Excerpt from a dataset
•••••

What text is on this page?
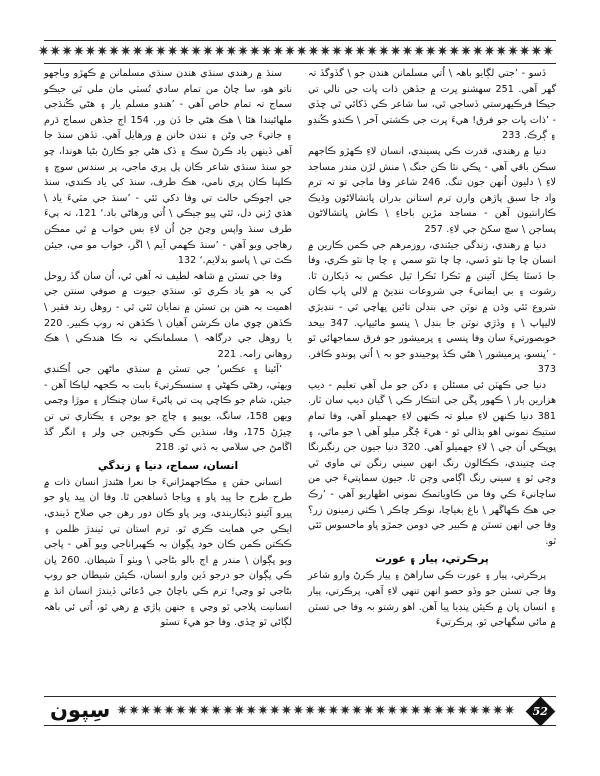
✷
✷
✷
✷
✷
✷
✷
✷
✷
✷
✷
✷
✷
✷
✷
✷
✷
✷
✷
✷
✷
✷
✷
✷
✷
✷
✷
✷
✷
✷
✷
✷
✷
✷
✷
✷
✷
✷
✷
✷
✷
✷
✷
✷

سنڌ ۾ رهندي سنڌي هندن سنڌي مسلمانن ۾ ڪهڙو وياجهو ناتو هو، سا چاڻ من تمام سادي تُسٽي مان ملي ٿي جيڪو سماج تہ تمام خاص آهي - ’هندو مسلم يار ۽ هڻي ڪُنڌجي ملهائيندا هئا \ هڪ هڻي جا ڏن ور. 154 اڄ جڏهن سماج ڌرم ۽ جاتيءَ جي وڻن ۽ ننڍن خانن ۾ ورهايل آهي. تڏهن سنڌ جا آهي ڏينهن ياد ڪرڻ سڪ ۽ ڏک هڻي جو ڪارڻ بڻيا هوندا، چو جو سنڌ سنڌي شاعر ڪان پل پري ماجي، پر سندس سوچ ۽ ڪلپنا ڪان پري نامي، هڪ طرف، سنڌ کي ياد ڪندي، سنڌ جي اڄوڪي حالت تي وفا دکي ٿئي - ’سنڌ جي مٽيءَ ياد \ هڌي رُني دل، ٿئي پيو جيڪي \ اُتي ورهاڻي باد.‘ 121، تہ ٻيءَ طرف سنڌ واپس وڃڻ جڻ اُن لاءِ بس خواب ۾ ٿي ممڪن رهاجي ويو آهي - ’سنڌ ڪهمي آيم \ اڱر، خواب مو مي، جيئن ڪٿ تي \ پاسو بدلايم.‘ 132

وفا جي تسٽن ۾ شاهہ لطيف تہ آهي ئي، اُن سان گڏ روحل کي بہ هو ياد ڪري ٿو. سنڌي جيوت ۾ صوفي سنتن جي اهميت بہ هنن ٻن تسٽن ۾ نمايان ٿئي ٿي - روهل رند فقير \ ڪڏهن چوي مان ڪرشن آهيان \ ڪڏهن تہ روپ ڪبير. 220 يا روهل جي درگاهہ \ مسلمانڪي نہ ڪا هندڪي \ هڪ روهاني رامہ. 221

’آئينا ۽ عڪس‘ جي تسٽن ۾ سنڌي ماڻهن جي اُڪنڊي ويهٽي، رهڻي ڪهڻي ۽ سنسڪرتيءَ بابت بہ ڪجهہ لياڪا آهن - جيئن، شام جو ڪاڇي پت تي پاڻيءَ سان چنڪار ۽ موڙا وڄمي ويهن 158، سانگ، يوپيو ۽ چاچ جو يوجن ۽ يڪتاري تي تن چيڙڻ 175، وفا، سنڌين ڪي ڪونڄين جي ولر ۽ انگر گڏ اڱامڻ جي سلامي بہ ڏني ٿو. 218

انسان، سماج، دنيا ۽ زندگي

انساني حقن ۽ مڪاجهمڙانيءَ جا نعرا هڻندڙ انسان ذات ۾ طرح طرح جا ڀيد ڀاو ۽ وياجا ڏساهجن ٿا. وفا ان ڀيد ڀاو جو ڀيرو آئينو ڏيکاريندي، وير ڀاو ڪان دور رهن جي صلاح ڏيندي، ايڪي جي همايت ڪري ٿو. ترم استان تي ٽيندڙ ظلمن ۽ ڪڪتن ڪمن ڪان خود ڀڳوان بہ ڪهبراناجي ويو آهي - ڀاجي ويو ڀڳوان \ مندر ۾ اڄ بالو بڻاجي \ ويٺو آ شيطان. 260 ڀان ڪي ڀڳوان جو درجو ڏين وارو انسان، ڪيئن شيطان جو روپ بڻاجي ٿو وڃي! ترم ڪي باچاڻ جي دُعائي ڏيندڙ انسان انڌ ۾ انسانيت ڀلاجي ٿو وڃي ۽ جنهن پاڙي ۾ رهي ٿو، اُتي ئي باهہ لڳائي ٿو ڇڏي. وفا جو هيءَ تسٽو

ڏسو - ’جتي لڳايو باهہ \ اُتي مسلمانن هندن جو \ گڏوگڏ تہ گهر آهي. 251 سهشنو ڀرت ۾ جڏهن ذات ڀات جي نالي تي جيڪا فرڪيهرستي ڏساجي ٿي، سا شاعر ڪي ڏکائي ٿي ڇڏي - ’ذات ڀات جو فرق! هيءَ ڀرت جي ڪشتي آخر \ ڪندو ڪُنڊو ۽ ڳرڪ. 233

دنيا ۾ رهندي، قدرت ڪي پسيندي، انسان لاءِ ڪهڙو ڪاجهم سڪن باقي آهي - ڀڪي نٿا ڪن جنگ \ منش لڙن مندر مساجد لاءِ \ دليون اُنهن جون تنگ. 246 شاعر وفا ماجي تو تہ ترم واد جا سبق پاڙهن وارن ترم استانن بدران ڀاٺشالاڻون وڌيڪ ڪارانتيون آهن - مساجد مڙين باجاءِ \ ڪاش ڀاٺشالاڻون پساجن \ سچ سکڻ جي لاءِ. 257

دنيا ۾ رهندي، زندگي جيئندي، روزمرهم جي ڪمن ڪارين ۾ انسان چا چا نٿو ڏسي، چا چا نٿو سمي ۽ چا چا نٿو ڪري، وفا جا ڏسٽا يڪل آئينن ۾ ٽڪرا ٽڪرا ٿيل عڪس بہ ڏيکارن ٿا. رشوت ۽ بي ايمانيءَ جي شروعات ننڍيڻ ۾ لالي ڀاپ ڪان شروع ٿئي وڌن ۾ نوٽن جي بنڊلن تائين ڀهاچي ٿي - ننڍيڙي لاليڀاپ \ ۽ وڏڙي نوٽن جا بنڊل \ ڀنسو مائيڀاپ. 347 بيحد خوبصورتيءَ سان وفا ڀنسي ۽ ڀرميشور جو فرق سماجهائي ٿو - ’ڀنسو، ڀرميشور \ هڻي ڪڏ پوجيندو جو بہ \ اُتي پوندو ڪافر. 373

دنيا جي ڪهٽن ئي مسئلن ۽ دکن جو مل آهي تعليم - ديپ هزارين ٻار \ ڪهور ڀڱن جي انتڪار ڪي \ ڱيان ديپ سان ٽار. 381 دنيا ڪنهن لاءِ ميلو تہ ڪنهن لاءِ جهميلو آهي، وفا تمام ستيڪ نموني اهو ٻڌالي ٿو - هيءَ ڄُڱر ميلو آهي \ جو ماٿي، ۽ ڀوڀڪي اُن جي \ لاءِ جهميلو آهي. 320 دنيا جيون جن رنگبرنگا چٽ چتيندي، ڪڪالون رنگ انهن سيني رنگن تي ماوي ٿي وڄي ٿو ۽ سيني رنگ اڳامي وڄن ٿا. جيون سماپتيءَ جي من ساچانيءَ ڪي وفا من ڪاوياتمڪ نموني اظهاريو آهي - ’رڪ جي هڪ ڪهاڱهر \ باغ بغياچا، نوڪر چاڪر \ ڪٺي زمينون زر؟ وفا جي انهن تسٽن ۾ ڪبير جي دومن جمڙو ڀاو ماحسوس ٿئي ٿو.

پرڪرتي، پيار ۽ عورت

پرڪرتي، پيار ۽ عورت ڪي ساراهڻ ۽ پيار ڪرڻ وارو شاعر وفا جي تسٽن جو وڏو حصو انهن تنهي لاءِ آهي، پرڪرتي، پيار ۽ انسان ڀان ۾ ڪيئن ڀنڊيا ڀيا آهن. اهو رشتو بہ وفا جي تسٽن ۾ مائي سگهاجي ٿو. پرڪرتيءَ

سِپون	✷
✷
✷
✷
✷
✷
✷
✷
✷
✷
✷
✷
✷
✷
✷
✷
✷
✷
✷
✷
✷
✷
✷
✷
✷
✷
✷
✷
✷
✷
✷
✷
✷
✷	52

•••••

* [PROMPT] In your copy, repeat each record exactly and include no pictures.

* [THE SOLUTION]
What text is on this page?
✷
✷
✷
✷
✷
✷
✷
✷
✷
✷
✷
✷
✷
✷
✷
✷
✷
✷
✷
✷
✷
✷
✷
✷
✷
✷
✷
✷
✷
✷
✷
✷
✷
✷
✷
✷
✷
✷
✷
✷
✷
✷
✷
✷

سنڌ ۾ رهندي سنڌي هندن سنڌي مسلمانن ۾ ڪهڙو وياجهو ناتو هو، سا چاڻ من تمام سادي تُسٽي مان ملي ٿي جيڪو سماج تہ تمام خاص آهي - ’هندو مسلم يار ۽ هڻي ڪُنڌجي ملهائيندا هئا \ هڪ هڻي جا ڏن ور. 154 اڄ جڏهن سماج ڌرم ۽ جاتيءَ جي وڻن ۽ ننڍن خانن ۾ ورهايل آهي. تڏهن سنڌ جا آهي ڏينهن ياد ڪرڻ سڪ ۽ ڏک هڻي جو ڪارڻ بڻيا هوندا، چو جو سنڌ سنڌي شاعر ڪان پل پري ماجي، پر سندس سوچ ۽ ڪلپنا ڪان پري نامي، هڪ طرف، سنڌ کي ياد ڪندي، سنڌ جي اڄوڪي حالت تي وفا دکي ٿئي - ’سنڌ جي مٽيءَ ياد \ هڌي رُني دل، ٿئي پيو جيڪي \ اُتي ورهاڻي باد.‘ 121، تہ ٻيءَ طرف سنڌ واپس وڃڻ جڻ اُن لاءِ بس خواب ۾ ٿي ممڪن رهاجي ويو آهي - ’سنڌ ڪهمي آيم \ اڱر، خواب مو مي، جيئن ڪٿ تي \ پاسو بدلايم.‘ 132

وفا جي تسٽن ۾ شاهہ لطيف تہ آهي ئي، اُن سان گڏ روحل کي بہ هو ياد ڪري ٿو. سنڌي جيوت ۾ صوفي سنتن جي اهميت بہ هنن ٻن تسٽن ۾ نمايان ٿئي ٿي - روهل رند فقير \ ڪڏهن چوي مان ڪرشن آهيان \ ڪڏهن تہ روپ ڪبير. 220 يا روهل جي درگاهہ \ مسلمانڪي نہ ڪا هندڪي \ هڪ روهاني رامہ. 221

’آئينا ۽ عڪس‘ جي تسٽن ۾ سنڌي ماڻهن جي اُڪنڊي ويهٽي، رهڻي ڪهڻي ۽ سنسڪرتيءَ بابت بہ ڪجهہ لياڪا آهن - جيئن، شام جو ڪاڇي پت تي پاڻيءَ سان چنڪار ۽ موڙا وڄمي ويهن 158، سانگ، يوپيو ۽ چاچ جو يوجن ۽ يڪتاري تي تن چيڙڻ 175، وفا، سنڌين ڪي ڪونڄين جي ولر ۽ انگر گڏ اڱامڻ جي سلامي بہ ڏني ٿو. 218

انسان، سماج، دنيا ۽ زندگي

انساني حقن ۽ مڪاجهمڙانيءَ جا نعرا هڻندڙ انسان ذات ۾ طرح طرح جا ڀيد ڀاو ۽ وياجا ڏساهجن ٿا. وفا ان ڀيد ڀاو جو ڀيرو آئينو ڏيکاريندي، وير ڀاو ڪان دور رهن جي صلاح ڏيندي، ايڪي جي همايت ڪري ٿو. ترم استان تي ٽيندڙ ظلمن ۽ ڪڪتن ڪمن ڪان خود ڀڳوان بہ ڪهبراناجي ويو آهي - ڀاجي ويو ڀڳوان \ مندر ۾ اڄ بالو بڻاجي \ ويٺو آ شيطان. 260 ڀان ڪي ڀڳوان جو درجو ڏين وارو انسان، ڪيئن شيطان جو روپ بڻاجي ٿو وڃي! ترم ڪي باچاڻ جي دُعائي ڏيندڙ انسان انڌ ۾ انسانيت ڀلاجي ٿو وڃي ۽ جنهن پاڙي ۾ رهي ٿو، اُتي ئي باهہ لڳائي ٿو ڇڏي. وفا جو هيءَ تسٽو

ڏسو - ’جتي لڳايو باهہ \ اُتي مسلمانن هندن جو \ گڏوگڏ تہ گهر آهي. 251 سهشنو ڀرت ۾ جڏهن ذات ڀات جي نالي تي جيڪا فرڪيهرستي ڏساجي ٿي، سا شاعر ڪي ڏکائي ٿي ڇڏي - ’ذات ڀات جو فرق! هيءَ ڀرت جي ڪشتي آخر \ ڪندو ڪُنڊو ۽ ڳرڪ. 233

دنيا ۾ رهندي، قدرت ڪي پسيندي، انسان لاءِ ڪهڙو ڪاجهم سڪن باقي آهي - ڀڪي نٿا ڪن جنگ \ منش لڙن مندر مساجد لاءِ \ دليون اُنهن جون تنگ. 246 شاعر وفا ماجي تو تہ ترم واد جا سبق پاڙهن وارن ترم استانن بدران ڀاٺشالاڻون وڌيڪ ڪارانتيون آهن - مساجد مڙين باجاءِ \ ڪاش ڀاٺشالاڻون پساجن \ سچ سکڻ جي لاءِ. 257

دنيا ۾ رهندي، زندگي جيئندي، روزمرهم جي ڪمن ڪارين ۾ انسان چا چا نٿو ڏسي، چا چا نٿو سمي ۽ چا چا نٿو ڪري، وفا جا ڏسٽا يڪل آئينن ۾ ٽڪرا ٽڪرا ٿيل عڪس بہ ڏيکارن ٿا. رشوت ۽ بي ايمانيءَ جي شروعات ننڍيڻ ۾ لالي ڀاپ ڪان شروع ٿئي وڌن ۾ نوٽن جي بنڊلن تائين ڀهاچي ٿي - ننڍيڙي لاليڀاپ \ ۽ وڏڙي نوٽن جا بنڊل \ ڀنسو مائيڀاپ. 347 بيحد خوبصورتيءَ سان وفا ڀنسي ۽ ڀرميشور جو فرق سماجهائي ٿو - ’ڀنسو، ڀرميشور \ هڻي ڪڏ پوجيندو جو بہ \ اُتي پوندو ڪافر. 373

دنيا جي ڪهٽن ئي مسئلن ۽ دکن جو مل آهي تعليم - ديپ هزارين ٻار \ ڪهور ڀڱن جي انتڪار ڪي \ ڱيان ديپ سان ٽار. 381 دنيا ڪنهن لاءِ ميلو تہ ڪنهن لاءِ جهميلو آهي، وفا تمام ستيڪ نموني اهو ٻڌالي ٿو - هيءَ ڄُڱر ميلو آهي \ جو ماٿي، ۽ ڀوڀڪي اُن جي \ لاءِ جهميلو آهي. 320 دنيا جيون جن رنگبرنگا چٽ چتيندي، ڪڪالون رنگ انهن سيني رنگن تي ماوي ٿي وڄي ٿو ۽ سيني رنگ اڳامي وڄن ٿا. جيون سماپتيءَ جي من ساچانيءَ ڪي وفا من ڪاوياتمڪ نموني اظهاريو آهي - ’رڪ جي هڪ ڪهاڱهر \ باغ بغياچا، نوڪر چاڪر \ ڪٺي زمينون زر؟ وفا جي انهن تسٽن ۾ ڪبير جي دومن جمڙو ڀاو ماحسوس ٿئي ٿو.

پرڪرتي، پيار ۽ عورت

پرڪرتي، پيار ۽ عورت ڪي ساراهڻ ۽ پيار ڪرڻ وارو شاعر وفا جي تسٽن جو وڏو حصو انهن تنهي لاءِ آهي، پرڪرتي، پيار ۽ انسان ڀان ۾ ڪيئن ڀنڊيا ڀيا آهن. اهو رشتو بہ وفا جي تسٽن ۾ مائي سگهاجي ٿو. پرڪرتيءَ

سِپون	✷
✷
✷
✷
✷
✷
✷
✷
✷
✷
✷
✷
✷
✷
✷
✷
✷
✷
✷
✷
✷
✷
✷
✷
✷
✷
✷
✷
✷
✷
✷
✷
✷
✷	52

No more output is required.